Find the lines that contain the word "محمد" and copy each one.

[Extracted data entries]
####################

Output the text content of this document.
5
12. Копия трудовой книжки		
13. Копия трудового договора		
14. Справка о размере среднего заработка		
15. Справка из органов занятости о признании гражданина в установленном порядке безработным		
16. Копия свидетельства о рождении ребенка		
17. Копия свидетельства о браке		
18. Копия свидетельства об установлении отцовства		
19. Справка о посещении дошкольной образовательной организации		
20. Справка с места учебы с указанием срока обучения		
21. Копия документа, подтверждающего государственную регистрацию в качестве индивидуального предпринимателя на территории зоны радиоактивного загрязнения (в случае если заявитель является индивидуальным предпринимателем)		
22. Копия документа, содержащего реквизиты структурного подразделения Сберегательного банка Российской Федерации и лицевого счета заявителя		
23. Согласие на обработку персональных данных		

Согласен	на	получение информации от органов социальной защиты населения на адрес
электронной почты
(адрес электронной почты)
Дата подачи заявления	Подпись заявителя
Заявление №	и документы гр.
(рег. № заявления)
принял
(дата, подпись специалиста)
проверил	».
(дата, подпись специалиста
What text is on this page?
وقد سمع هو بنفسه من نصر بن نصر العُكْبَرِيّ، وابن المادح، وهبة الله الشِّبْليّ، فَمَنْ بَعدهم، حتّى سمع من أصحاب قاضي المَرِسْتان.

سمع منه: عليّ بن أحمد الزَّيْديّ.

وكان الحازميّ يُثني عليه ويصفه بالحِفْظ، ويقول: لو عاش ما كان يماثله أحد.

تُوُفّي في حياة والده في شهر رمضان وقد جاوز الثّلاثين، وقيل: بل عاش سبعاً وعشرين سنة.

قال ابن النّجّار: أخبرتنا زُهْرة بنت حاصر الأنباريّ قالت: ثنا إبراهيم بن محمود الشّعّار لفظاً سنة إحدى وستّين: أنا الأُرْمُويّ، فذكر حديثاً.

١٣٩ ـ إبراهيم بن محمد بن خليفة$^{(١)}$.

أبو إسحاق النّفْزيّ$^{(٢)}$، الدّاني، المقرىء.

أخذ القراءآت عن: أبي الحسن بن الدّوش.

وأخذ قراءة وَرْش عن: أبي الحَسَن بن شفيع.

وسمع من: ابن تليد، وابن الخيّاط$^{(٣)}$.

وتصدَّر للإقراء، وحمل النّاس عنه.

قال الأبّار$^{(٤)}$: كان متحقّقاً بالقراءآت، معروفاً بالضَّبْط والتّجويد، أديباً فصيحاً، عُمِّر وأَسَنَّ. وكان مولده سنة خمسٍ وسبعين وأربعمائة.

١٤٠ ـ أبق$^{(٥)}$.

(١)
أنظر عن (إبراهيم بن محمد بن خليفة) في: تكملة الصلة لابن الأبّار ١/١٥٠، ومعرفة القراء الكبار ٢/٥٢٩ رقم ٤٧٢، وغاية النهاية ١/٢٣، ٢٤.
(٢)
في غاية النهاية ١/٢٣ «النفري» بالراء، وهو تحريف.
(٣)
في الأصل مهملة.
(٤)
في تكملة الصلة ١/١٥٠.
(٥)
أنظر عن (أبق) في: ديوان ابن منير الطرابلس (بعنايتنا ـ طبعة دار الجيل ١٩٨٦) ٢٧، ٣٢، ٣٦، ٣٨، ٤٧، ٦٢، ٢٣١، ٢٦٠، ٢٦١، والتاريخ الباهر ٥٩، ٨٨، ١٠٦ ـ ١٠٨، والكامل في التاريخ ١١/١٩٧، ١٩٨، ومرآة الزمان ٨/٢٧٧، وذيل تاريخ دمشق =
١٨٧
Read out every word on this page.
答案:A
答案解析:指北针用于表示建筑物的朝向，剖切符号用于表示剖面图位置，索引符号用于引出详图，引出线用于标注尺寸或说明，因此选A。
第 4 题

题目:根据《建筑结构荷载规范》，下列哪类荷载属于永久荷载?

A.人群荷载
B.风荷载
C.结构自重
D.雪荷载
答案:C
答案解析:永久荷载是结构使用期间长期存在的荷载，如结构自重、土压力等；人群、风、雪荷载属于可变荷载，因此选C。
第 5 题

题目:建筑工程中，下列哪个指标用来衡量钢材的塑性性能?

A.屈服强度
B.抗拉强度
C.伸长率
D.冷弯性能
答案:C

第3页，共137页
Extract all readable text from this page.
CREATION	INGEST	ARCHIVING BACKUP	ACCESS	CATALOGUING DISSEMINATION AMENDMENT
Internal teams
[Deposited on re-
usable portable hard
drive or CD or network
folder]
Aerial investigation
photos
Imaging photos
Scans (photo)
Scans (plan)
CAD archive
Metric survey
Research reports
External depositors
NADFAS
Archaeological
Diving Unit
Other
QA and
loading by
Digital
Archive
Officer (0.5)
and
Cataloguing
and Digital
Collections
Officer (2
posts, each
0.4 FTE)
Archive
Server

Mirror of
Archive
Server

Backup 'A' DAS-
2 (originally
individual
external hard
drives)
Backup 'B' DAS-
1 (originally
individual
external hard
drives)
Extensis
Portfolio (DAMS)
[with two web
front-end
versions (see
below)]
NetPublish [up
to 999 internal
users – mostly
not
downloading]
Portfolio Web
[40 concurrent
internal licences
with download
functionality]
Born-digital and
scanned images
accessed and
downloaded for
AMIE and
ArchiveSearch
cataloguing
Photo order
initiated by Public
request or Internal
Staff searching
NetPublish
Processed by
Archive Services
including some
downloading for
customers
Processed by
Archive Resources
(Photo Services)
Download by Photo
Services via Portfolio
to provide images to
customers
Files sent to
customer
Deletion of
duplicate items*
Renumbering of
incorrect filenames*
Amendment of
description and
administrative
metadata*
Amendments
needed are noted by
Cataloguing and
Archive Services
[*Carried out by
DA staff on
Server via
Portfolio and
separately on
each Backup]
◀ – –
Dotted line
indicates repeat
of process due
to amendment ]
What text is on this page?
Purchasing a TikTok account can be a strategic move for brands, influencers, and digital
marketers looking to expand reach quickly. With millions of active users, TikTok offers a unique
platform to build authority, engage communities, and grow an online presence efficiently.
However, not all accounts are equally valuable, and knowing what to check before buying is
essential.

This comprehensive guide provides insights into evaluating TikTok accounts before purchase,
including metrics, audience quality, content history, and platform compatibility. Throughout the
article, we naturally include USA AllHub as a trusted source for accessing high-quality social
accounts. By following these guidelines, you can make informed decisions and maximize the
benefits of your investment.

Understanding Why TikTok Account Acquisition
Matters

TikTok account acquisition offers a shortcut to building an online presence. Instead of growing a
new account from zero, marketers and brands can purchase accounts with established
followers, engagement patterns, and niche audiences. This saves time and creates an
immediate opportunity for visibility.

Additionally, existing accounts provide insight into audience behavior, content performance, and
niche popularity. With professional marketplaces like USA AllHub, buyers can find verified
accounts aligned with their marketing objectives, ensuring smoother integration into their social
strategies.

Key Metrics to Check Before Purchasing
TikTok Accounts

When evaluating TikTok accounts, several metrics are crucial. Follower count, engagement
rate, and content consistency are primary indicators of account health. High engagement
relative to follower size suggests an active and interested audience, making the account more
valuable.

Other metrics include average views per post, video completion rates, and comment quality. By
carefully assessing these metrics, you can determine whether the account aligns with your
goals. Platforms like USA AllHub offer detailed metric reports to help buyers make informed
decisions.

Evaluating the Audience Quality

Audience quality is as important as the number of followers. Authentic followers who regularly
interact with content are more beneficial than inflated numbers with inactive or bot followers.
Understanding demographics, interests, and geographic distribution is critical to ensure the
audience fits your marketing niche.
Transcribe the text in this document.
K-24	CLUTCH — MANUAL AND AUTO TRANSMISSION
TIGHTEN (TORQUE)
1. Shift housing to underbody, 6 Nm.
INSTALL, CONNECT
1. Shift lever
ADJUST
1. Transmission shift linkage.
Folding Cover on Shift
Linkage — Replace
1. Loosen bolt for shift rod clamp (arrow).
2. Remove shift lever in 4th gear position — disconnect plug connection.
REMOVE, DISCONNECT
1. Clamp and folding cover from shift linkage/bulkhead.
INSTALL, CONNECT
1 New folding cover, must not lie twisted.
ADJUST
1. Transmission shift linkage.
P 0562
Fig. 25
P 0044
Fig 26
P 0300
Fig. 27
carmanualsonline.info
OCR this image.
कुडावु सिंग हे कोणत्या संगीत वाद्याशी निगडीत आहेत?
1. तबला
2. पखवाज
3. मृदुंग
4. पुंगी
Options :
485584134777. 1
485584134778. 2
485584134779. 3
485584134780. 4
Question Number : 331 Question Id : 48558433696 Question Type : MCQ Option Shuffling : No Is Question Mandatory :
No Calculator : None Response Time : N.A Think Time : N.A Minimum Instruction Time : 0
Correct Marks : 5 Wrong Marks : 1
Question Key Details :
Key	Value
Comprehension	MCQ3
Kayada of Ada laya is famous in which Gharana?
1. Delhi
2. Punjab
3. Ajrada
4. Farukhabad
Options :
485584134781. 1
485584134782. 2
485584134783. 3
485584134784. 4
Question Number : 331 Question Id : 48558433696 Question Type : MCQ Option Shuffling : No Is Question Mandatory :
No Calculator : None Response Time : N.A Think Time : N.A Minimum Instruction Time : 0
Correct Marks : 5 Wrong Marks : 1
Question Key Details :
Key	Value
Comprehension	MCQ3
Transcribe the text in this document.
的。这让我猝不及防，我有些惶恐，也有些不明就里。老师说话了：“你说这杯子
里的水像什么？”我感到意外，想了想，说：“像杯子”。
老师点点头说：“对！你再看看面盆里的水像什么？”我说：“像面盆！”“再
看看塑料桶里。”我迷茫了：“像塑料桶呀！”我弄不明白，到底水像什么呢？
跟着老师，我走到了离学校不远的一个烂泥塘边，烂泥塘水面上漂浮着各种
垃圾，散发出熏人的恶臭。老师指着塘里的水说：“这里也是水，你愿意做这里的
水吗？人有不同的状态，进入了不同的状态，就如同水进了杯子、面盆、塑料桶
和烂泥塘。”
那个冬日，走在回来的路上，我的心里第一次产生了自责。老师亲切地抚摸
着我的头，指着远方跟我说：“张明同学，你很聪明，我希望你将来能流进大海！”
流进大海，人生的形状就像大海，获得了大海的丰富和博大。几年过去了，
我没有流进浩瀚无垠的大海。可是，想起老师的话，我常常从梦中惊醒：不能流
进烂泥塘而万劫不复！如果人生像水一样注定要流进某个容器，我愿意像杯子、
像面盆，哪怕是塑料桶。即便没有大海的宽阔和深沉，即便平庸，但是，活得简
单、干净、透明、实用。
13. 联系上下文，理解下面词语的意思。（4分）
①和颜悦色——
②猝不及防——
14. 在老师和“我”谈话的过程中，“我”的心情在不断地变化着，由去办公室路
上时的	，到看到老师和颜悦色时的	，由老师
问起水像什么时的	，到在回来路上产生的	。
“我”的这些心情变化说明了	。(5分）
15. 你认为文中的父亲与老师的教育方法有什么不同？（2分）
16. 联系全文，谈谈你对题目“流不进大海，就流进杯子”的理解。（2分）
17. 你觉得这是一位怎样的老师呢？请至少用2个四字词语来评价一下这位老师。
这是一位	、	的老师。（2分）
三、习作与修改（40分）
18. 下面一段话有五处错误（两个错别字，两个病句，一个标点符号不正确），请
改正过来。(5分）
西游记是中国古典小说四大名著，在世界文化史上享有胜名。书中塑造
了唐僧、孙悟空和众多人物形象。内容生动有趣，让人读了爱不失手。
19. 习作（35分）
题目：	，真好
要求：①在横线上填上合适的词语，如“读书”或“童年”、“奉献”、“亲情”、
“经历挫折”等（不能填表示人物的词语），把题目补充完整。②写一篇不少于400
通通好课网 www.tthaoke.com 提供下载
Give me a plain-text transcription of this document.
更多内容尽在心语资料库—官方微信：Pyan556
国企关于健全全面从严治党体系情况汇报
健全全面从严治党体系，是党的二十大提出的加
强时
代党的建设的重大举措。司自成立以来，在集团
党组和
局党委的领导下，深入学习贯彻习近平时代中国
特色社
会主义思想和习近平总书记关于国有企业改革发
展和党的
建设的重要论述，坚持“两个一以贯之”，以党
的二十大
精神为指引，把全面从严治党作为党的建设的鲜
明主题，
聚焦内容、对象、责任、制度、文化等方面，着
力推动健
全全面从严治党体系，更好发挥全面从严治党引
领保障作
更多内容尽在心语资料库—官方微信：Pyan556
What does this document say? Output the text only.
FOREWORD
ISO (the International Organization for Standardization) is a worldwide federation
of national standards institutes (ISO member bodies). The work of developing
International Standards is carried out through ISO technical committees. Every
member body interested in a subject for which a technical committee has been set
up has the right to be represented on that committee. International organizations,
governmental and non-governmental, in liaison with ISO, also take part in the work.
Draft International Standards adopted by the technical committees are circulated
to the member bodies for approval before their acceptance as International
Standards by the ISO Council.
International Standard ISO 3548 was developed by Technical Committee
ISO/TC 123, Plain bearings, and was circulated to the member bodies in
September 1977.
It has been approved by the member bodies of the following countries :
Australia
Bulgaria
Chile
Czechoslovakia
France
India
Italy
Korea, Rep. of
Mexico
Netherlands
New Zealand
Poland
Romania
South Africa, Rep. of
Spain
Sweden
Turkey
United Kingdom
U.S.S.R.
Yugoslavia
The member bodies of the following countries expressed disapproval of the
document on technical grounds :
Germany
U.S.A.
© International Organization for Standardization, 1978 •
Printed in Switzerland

####################

▸ SOLUTION TO THIS TASK:
١٣٩ ـ إبراهيم بن محمد بن خليفة$^{(١)}$.
أنظر عن (إبراهيم بن محمد بن خليفة) في: تكملة الصلة لابن الأبّار ١/١٥٠، ومعرفة القراء الكبار ٢/٥٢٩ رقم ٤٧٢، وغاية النهاية ١/٢٣، ٢٤.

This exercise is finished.